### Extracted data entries
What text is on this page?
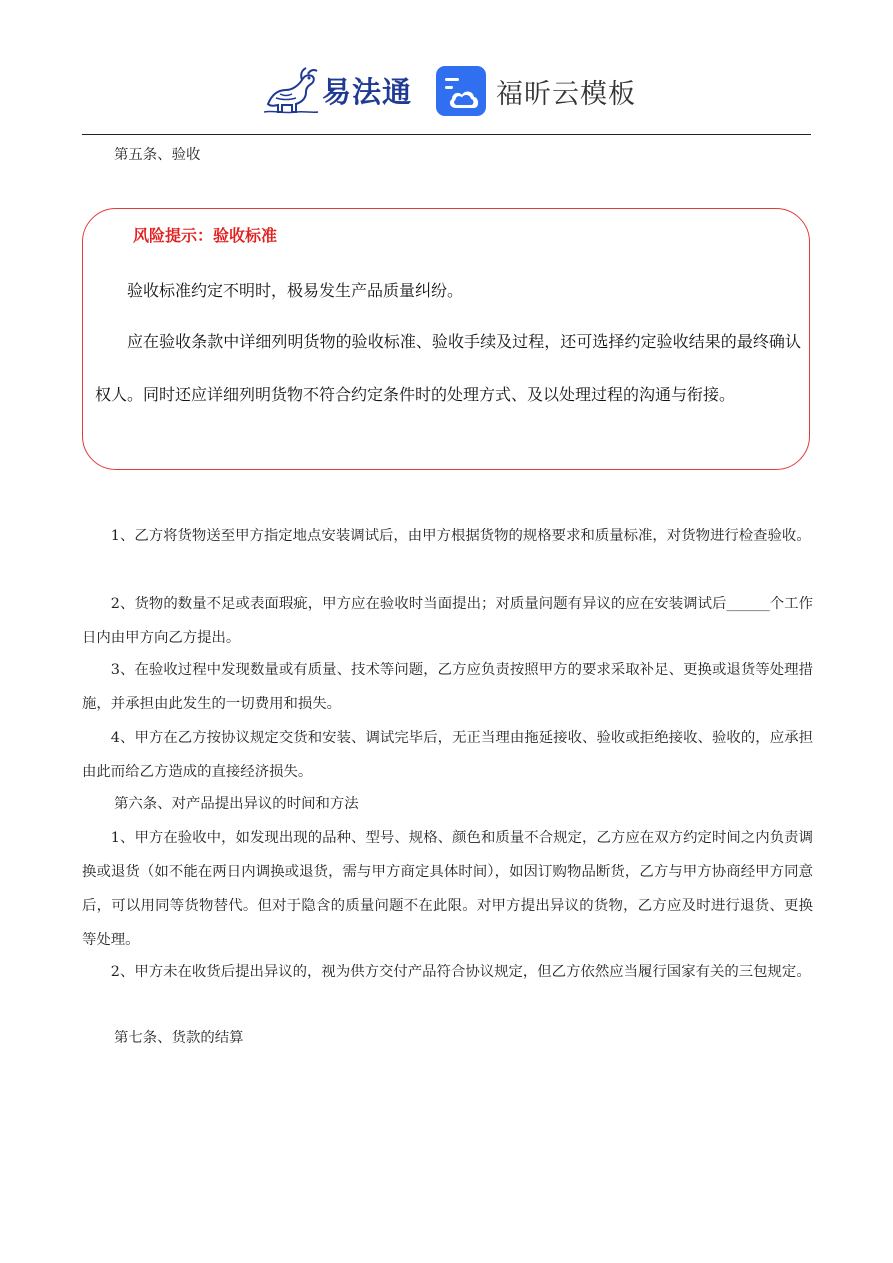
易法通	福昕云模板

第五条、验收

风险提示：验收标准

验收标准约定不明时，极易发生产品质量纠纷。

应在验收条款中详细列明货物的验收标准、验收手续及过程，还可选择约定验收结果的最终确认权人。同时还应详细列明货物不符合约定条件时的处理方式、及以处理过程的沟通与衔接。

1、乙方将货物送至甲方指定地点安装调试后，由甲方根据货物的规格要求和质量标准，对货物进行检查验收。

2、货物的数量不足或表面瑕疵，甲方应在验收时当面提出；对质量问题有异议的应在安装调试后______个工作日内由甲方向乙方提出。

3、在验收过程中发现数量或有质量、技术等问题，乙方应负责按照甲方的要求采取补足、更换或退货等处理措施，并承担由此发生的一切费用和损失。

4、甲方在乙方按协议规定交货和安装、调试完毕后，无正当理由拖延接收、验收或拒绝接收、验收的，应承担由此而给乙方造成的直接经济损失。

第六条、对产品提出异议的时间和方法

1、甲方在验收中，如发现出现的品种、型号、规格、颜色和质量不合规定，乙方应在双方约定时间之内负责调换或退货（如不能在两日内调换或退货，需与甲方商定具体时间），如因订购物品断货，乙方与甲方协商经甲方同意后，可以用同等货物替代。但对于隐含的质量问题不在此限。对甲方提出异议的货物，乙方应及时进行退货、更换等处理。

2、甲方未在收货后提出异议的，视为供方交付产品符合协议规定，但乙方依然应当履行国家有关的三包规定。

第七条、货款的结算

### What needs to be done
Leave out the pictures and output the rest of the material exactly as written.

### Completed exercise
What text is on this page?
易法通	福昕云模板

第五条、验收

风险提示：验收标准

验收标准约定不明时，极易发生产品质量纠纷。

应在验收条款中详细列明货物的验收标准、验收手续及过程，还可选择约定验收结果的最终确认权人。同时还应详细列明货物不符合约定条件时的处理方式、及以处理过程的沟通与衔接。

1、乙方将货物送至甲方指定地点安装调试后，由甲方根据货物的规格要求和质量标准，对货物进行检查验收。

2、货物的数量不足或表面瑕疵，甲方应在验收时当面提出；对质量问题有异议的应在安装调试后______个工作日内由甲方向乙方提出。

3、在验收过程中发现数量或有质量、技术等问题，乙方应负责按照甲方的要求采取补足、更换或退货等处理措施，并承担由此发生的一切费用和损失。

4、甲方在乙方按协议规定交货和安装、调试完毕后，无正当理由拖延接收、验收或拒绝接收、验收的，应承担由此而给乙方造成的直接经济损失。

第六条、对产品提出异议的时间和方法

1、甲方在验收中，如发现出现的品种、型号、规格、颜色和质量不合规定，乙方应在双方约定时间之内负责调换或退货（如不能在两日内调换或退货，需与甲方商定具体时间），如因订购物品断货，乙方与甲方协商经甲方同意后，可以用同等货物替代。但对于隐含的质量问题不在此限。对甲方提出异议的货物，乙方应及时进行退货、更换等处理。

2、甲方未在收货后提出异议的，视为供方交付产品符合协议规定，但乙方依然应当履行国家有关的三包规定。

第七条、货款的结算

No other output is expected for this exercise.